Copy every line of the data that contains the string "csit".

--- Begin ---

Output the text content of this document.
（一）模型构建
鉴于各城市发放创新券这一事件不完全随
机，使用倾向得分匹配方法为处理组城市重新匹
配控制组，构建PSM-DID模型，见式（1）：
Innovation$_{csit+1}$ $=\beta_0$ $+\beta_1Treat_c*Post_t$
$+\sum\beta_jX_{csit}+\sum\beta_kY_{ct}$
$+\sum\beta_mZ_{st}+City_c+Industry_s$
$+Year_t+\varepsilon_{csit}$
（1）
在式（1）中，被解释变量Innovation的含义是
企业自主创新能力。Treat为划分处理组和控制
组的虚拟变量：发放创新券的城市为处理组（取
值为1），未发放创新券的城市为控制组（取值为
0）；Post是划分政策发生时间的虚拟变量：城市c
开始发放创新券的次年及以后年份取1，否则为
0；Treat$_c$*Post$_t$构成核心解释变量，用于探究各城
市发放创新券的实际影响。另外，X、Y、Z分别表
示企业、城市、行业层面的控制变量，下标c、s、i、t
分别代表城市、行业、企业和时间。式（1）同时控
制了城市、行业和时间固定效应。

--- End ---

- **Full solution**:
Innovation$_{csit+1}$ $=\beta_0$ $+\beta_1Treat_c*Post_t$
$+\sum\beta_jX_{csit}+\sum\beta_kY_{ct}$
$+Year_t+\varepsilon_{csit}$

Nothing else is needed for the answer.